EXERCISE OBJECTIVE -
Extract from the listing each line in which the word "Give" appears.

MATERIAL FOR THIS TASK -
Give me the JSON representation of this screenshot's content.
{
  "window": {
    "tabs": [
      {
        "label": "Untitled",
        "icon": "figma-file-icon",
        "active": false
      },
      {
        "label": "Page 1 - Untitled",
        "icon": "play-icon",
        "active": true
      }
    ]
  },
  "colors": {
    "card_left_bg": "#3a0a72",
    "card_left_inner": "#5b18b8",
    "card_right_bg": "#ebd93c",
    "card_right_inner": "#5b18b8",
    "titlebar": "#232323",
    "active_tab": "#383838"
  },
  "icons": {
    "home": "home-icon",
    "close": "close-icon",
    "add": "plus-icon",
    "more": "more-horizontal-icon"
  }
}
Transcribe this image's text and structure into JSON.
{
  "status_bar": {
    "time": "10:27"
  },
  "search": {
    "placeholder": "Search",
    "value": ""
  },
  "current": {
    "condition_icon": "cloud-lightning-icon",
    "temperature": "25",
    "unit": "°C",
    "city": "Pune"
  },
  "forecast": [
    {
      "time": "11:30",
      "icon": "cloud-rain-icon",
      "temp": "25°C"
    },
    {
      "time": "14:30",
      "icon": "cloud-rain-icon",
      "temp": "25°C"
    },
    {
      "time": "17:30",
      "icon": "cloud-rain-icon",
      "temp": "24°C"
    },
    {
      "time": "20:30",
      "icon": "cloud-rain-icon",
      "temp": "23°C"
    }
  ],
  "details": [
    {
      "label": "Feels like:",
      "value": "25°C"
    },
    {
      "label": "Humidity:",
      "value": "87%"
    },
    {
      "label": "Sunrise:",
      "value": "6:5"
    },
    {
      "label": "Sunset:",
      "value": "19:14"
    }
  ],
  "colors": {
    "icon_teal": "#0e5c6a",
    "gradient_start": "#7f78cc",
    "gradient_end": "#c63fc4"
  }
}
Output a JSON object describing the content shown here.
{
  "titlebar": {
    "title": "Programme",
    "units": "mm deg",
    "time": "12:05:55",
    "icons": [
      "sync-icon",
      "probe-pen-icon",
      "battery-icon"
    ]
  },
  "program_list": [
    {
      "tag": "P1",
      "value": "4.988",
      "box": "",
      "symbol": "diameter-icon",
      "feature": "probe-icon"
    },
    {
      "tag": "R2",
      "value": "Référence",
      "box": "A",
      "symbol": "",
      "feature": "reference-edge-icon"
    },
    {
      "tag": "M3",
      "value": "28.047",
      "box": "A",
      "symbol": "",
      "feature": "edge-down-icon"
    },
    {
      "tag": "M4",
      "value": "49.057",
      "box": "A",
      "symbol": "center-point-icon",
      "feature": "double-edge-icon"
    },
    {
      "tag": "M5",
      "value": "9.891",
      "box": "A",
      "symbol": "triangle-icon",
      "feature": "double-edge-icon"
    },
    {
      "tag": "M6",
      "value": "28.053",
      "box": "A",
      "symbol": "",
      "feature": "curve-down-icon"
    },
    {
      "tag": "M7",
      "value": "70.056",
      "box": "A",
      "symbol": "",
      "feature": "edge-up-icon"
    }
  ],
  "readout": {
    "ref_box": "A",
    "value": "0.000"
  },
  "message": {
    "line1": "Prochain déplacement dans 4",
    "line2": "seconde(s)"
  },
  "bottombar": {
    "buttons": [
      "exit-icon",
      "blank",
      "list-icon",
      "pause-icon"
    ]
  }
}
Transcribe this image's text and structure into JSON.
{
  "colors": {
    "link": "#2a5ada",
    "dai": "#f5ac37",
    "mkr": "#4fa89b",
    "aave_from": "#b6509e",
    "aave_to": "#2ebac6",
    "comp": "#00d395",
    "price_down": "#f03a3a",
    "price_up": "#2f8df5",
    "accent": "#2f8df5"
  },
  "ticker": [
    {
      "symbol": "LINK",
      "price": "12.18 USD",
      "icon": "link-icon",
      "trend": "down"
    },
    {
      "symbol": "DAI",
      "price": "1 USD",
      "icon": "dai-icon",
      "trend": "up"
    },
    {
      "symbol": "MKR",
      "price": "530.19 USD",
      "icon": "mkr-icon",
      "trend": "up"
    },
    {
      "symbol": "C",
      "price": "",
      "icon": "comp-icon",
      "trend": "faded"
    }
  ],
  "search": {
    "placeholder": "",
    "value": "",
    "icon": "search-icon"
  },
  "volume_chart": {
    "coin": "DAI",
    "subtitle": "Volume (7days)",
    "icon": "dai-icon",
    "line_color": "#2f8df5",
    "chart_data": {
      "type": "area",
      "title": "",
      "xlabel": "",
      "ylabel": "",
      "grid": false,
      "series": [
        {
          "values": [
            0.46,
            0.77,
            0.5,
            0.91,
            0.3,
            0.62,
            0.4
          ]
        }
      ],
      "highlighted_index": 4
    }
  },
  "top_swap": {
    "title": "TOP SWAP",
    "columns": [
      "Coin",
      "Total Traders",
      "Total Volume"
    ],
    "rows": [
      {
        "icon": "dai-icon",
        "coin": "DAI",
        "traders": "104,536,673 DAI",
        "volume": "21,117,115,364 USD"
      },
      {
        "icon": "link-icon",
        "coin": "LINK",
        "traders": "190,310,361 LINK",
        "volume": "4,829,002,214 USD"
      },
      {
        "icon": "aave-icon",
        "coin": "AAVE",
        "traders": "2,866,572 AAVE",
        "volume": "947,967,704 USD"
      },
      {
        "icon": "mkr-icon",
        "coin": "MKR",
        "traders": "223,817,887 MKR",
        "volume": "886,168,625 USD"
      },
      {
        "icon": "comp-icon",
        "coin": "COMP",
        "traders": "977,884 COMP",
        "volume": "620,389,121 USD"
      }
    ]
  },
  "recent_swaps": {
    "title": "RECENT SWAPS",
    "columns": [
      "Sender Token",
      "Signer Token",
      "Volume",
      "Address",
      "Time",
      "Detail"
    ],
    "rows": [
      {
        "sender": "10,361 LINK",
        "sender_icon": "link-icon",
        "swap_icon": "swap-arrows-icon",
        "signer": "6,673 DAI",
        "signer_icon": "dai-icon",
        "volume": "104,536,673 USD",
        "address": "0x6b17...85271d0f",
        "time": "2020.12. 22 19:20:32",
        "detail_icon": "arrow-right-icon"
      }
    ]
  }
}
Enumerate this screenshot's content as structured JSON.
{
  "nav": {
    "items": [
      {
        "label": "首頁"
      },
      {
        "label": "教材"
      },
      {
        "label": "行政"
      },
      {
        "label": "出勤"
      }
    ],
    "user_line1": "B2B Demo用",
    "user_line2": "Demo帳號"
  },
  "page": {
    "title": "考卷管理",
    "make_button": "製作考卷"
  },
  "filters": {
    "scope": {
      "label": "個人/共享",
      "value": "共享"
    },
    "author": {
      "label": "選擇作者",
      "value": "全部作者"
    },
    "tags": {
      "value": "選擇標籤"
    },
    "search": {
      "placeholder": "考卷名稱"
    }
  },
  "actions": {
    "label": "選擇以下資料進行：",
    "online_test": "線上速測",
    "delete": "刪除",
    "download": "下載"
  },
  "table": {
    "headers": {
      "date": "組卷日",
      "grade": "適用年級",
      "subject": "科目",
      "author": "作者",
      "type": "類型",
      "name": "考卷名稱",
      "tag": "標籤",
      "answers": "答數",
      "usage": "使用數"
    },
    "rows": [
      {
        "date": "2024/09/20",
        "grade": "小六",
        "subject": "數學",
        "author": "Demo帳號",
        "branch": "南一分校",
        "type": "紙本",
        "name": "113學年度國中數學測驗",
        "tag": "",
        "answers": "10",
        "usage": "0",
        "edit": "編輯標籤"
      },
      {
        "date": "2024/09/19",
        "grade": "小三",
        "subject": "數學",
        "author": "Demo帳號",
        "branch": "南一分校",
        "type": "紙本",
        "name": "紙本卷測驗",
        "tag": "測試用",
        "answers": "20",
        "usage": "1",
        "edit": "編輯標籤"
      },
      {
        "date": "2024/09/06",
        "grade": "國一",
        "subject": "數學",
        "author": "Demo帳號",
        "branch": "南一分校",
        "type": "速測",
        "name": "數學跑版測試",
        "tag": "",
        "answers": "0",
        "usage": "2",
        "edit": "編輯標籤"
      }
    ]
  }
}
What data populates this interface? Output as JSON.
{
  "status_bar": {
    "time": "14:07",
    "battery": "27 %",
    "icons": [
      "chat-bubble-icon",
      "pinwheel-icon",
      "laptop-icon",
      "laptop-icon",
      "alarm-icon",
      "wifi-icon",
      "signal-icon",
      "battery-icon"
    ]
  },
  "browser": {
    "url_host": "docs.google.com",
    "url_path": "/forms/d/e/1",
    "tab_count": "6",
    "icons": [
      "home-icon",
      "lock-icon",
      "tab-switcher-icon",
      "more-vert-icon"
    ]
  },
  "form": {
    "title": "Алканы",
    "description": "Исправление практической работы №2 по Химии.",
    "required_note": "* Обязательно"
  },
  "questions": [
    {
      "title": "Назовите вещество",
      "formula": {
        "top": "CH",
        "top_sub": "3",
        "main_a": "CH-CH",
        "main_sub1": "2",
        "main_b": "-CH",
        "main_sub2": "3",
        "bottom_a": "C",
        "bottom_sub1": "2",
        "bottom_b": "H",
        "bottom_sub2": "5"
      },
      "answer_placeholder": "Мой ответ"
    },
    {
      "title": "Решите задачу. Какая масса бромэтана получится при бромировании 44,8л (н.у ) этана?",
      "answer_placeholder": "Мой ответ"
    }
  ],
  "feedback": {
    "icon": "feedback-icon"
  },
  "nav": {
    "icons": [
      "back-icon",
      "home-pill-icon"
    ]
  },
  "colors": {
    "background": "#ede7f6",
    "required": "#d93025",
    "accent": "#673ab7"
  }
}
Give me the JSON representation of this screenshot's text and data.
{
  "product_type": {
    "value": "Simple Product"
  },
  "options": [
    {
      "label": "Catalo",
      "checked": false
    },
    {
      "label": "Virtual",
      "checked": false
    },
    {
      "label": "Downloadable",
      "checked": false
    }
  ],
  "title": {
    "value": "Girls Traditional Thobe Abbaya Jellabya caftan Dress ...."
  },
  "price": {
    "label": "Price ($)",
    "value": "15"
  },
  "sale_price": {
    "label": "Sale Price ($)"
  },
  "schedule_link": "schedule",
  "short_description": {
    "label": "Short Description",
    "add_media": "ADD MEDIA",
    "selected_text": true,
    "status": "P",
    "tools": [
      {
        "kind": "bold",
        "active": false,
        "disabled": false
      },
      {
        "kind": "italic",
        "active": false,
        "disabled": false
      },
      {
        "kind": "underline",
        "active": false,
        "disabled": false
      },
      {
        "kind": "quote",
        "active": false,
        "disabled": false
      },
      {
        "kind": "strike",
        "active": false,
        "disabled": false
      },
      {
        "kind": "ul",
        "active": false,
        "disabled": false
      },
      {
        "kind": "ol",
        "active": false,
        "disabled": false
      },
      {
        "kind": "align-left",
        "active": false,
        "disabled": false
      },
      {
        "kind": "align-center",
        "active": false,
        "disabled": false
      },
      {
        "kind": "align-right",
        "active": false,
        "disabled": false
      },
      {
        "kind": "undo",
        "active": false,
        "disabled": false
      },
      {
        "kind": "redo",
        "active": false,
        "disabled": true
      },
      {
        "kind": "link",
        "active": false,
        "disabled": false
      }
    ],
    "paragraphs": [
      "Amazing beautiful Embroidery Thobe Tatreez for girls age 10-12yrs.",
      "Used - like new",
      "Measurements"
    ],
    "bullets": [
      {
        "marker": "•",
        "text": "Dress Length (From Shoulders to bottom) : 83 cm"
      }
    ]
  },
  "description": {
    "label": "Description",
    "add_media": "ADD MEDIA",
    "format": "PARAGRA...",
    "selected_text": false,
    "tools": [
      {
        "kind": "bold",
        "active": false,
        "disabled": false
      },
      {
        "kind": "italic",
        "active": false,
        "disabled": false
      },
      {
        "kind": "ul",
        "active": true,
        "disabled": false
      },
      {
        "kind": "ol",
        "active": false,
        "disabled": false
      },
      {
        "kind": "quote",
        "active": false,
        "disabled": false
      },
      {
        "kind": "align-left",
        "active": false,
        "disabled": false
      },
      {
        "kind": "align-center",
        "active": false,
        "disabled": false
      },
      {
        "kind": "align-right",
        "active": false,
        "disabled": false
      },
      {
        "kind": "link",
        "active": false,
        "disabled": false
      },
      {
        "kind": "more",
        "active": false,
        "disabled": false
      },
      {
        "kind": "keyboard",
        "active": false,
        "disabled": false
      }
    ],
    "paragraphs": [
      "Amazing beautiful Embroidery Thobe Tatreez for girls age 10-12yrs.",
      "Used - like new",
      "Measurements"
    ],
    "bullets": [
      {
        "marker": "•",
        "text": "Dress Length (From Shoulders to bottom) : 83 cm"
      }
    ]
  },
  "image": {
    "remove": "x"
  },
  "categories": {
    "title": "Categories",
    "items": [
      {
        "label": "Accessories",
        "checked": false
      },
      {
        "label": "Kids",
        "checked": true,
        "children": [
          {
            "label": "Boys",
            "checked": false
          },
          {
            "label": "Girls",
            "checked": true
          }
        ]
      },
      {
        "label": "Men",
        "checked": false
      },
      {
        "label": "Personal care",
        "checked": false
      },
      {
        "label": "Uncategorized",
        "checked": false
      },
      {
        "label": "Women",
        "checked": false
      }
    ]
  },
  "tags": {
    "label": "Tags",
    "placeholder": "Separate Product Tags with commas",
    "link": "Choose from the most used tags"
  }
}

COMPLETE ANSWER -
Give me the JSON representation of this screenshot's content.
Give me the JSON representation of this screenshot's text and data.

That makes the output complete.